* [BRIEF]
For each line below that includes the word "deteriorată", make a copy.

* [RECORDS]

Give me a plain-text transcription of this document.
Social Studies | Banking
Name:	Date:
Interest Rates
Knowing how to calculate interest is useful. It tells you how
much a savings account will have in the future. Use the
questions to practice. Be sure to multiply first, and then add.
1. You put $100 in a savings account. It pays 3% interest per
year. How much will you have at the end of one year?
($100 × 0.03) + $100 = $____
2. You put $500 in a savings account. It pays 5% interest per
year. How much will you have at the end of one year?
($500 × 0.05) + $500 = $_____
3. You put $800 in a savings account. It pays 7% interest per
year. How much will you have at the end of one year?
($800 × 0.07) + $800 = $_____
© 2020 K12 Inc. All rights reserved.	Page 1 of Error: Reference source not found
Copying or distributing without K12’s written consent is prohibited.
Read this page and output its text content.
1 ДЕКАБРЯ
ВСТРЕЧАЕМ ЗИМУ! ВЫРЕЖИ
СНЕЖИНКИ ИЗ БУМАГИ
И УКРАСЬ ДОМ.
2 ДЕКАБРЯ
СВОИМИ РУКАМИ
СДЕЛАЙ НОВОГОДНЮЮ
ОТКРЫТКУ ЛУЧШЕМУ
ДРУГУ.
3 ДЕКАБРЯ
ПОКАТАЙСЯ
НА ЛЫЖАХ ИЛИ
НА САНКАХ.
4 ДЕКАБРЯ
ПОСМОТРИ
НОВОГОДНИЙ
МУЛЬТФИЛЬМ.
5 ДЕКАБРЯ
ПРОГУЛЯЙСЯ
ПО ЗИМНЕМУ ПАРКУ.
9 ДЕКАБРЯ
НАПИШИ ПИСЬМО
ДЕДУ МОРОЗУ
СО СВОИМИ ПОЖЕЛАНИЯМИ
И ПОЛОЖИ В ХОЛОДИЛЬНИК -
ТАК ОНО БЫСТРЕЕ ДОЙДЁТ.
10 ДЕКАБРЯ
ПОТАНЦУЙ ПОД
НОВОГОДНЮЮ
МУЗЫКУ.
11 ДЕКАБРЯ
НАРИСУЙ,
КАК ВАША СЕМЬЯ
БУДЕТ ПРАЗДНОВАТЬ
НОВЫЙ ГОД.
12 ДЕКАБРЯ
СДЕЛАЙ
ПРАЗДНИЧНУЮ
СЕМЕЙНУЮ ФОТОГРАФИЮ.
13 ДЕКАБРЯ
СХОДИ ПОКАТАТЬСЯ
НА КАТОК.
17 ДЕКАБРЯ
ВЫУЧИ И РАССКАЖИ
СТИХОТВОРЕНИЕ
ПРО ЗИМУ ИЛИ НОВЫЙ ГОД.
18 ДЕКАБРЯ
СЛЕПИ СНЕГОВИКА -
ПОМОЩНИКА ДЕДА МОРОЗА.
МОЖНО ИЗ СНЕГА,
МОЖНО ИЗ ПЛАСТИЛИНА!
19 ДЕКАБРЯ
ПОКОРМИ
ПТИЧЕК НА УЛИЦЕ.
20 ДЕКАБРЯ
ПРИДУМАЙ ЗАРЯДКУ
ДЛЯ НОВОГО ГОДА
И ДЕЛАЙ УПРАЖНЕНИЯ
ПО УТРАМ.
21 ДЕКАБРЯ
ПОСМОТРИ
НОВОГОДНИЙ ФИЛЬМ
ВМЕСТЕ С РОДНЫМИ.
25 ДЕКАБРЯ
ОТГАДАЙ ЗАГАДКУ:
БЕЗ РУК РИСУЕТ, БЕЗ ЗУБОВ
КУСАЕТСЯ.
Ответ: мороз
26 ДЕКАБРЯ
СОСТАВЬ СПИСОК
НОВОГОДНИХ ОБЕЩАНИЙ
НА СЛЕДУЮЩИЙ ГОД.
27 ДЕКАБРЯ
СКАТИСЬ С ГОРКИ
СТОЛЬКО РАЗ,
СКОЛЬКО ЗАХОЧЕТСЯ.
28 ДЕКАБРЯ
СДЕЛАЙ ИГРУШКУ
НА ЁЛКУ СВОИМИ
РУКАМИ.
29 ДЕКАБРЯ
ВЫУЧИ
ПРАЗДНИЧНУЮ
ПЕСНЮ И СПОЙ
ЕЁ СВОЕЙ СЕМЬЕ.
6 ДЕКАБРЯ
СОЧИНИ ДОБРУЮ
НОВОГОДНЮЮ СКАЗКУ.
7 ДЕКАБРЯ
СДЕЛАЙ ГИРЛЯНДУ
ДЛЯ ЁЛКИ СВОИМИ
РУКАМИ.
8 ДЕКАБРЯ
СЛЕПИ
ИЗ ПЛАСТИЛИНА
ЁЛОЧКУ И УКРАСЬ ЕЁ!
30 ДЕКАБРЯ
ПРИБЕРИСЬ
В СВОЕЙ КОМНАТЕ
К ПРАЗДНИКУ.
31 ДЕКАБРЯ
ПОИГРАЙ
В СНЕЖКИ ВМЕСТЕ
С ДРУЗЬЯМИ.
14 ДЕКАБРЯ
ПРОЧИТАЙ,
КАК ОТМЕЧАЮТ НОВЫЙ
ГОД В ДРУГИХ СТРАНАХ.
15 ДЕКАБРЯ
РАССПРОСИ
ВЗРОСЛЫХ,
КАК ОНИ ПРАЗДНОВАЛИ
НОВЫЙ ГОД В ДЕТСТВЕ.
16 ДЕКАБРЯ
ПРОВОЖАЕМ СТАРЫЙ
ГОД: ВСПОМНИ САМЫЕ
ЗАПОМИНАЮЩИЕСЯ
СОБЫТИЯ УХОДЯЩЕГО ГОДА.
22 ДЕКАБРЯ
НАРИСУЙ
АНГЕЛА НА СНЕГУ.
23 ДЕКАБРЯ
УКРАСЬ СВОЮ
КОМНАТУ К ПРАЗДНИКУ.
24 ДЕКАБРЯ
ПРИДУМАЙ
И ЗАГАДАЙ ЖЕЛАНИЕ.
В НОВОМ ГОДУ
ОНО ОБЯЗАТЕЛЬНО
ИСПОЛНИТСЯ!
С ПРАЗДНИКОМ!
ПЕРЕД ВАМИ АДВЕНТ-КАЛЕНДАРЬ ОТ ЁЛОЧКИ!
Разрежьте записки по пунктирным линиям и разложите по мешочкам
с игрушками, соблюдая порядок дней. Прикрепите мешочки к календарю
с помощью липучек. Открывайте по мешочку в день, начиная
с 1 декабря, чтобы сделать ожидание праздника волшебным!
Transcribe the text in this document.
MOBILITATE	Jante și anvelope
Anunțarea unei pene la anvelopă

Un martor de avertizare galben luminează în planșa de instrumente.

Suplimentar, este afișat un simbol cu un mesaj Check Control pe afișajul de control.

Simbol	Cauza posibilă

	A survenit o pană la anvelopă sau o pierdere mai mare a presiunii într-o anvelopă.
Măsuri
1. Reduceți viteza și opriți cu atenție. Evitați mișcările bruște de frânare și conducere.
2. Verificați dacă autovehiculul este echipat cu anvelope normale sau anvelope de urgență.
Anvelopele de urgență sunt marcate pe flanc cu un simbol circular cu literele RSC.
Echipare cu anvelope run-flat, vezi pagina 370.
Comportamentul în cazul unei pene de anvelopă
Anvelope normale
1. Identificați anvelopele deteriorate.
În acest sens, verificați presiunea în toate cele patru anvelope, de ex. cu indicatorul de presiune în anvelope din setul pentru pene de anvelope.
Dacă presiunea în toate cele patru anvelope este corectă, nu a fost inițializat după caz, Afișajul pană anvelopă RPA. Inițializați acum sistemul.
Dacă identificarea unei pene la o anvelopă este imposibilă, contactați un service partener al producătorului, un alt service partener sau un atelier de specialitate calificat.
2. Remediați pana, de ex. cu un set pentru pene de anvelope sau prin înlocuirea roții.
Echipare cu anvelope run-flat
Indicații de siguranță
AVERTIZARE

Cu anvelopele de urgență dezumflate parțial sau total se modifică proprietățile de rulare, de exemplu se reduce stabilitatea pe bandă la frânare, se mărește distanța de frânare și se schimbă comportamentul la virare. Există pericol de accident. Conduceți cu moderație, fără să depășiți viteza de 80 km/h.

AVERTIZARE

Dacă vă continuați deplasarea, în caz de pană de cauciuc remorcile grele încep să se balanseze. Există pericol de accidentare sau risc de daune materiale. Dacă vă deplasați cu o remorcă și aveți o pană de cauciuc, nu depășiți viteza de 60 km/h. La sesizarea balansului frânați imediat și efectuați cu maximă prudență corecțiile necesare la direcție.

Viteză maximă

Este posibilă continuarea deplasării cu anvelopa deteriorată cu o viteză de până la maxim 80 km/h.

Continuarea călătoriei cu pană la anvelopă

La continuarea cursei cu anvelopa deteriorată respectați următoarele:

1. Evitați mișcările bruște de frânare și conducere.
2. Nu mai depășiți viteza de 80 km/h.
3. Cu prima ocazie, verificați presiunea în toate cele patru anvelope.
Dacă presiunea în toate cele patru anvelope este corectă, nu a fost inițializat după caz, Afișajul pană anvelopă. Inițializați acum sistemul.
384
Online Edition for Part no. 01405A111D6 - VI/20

* [SOLUTION TO THE EXERCISE]
Este posibilă continuarea deplasării cu anvelopa deteriorată cu o viteză de până la maxim 80 km/h.
La continuarea cursei cu anvelopa deteriorată respectați următoarele:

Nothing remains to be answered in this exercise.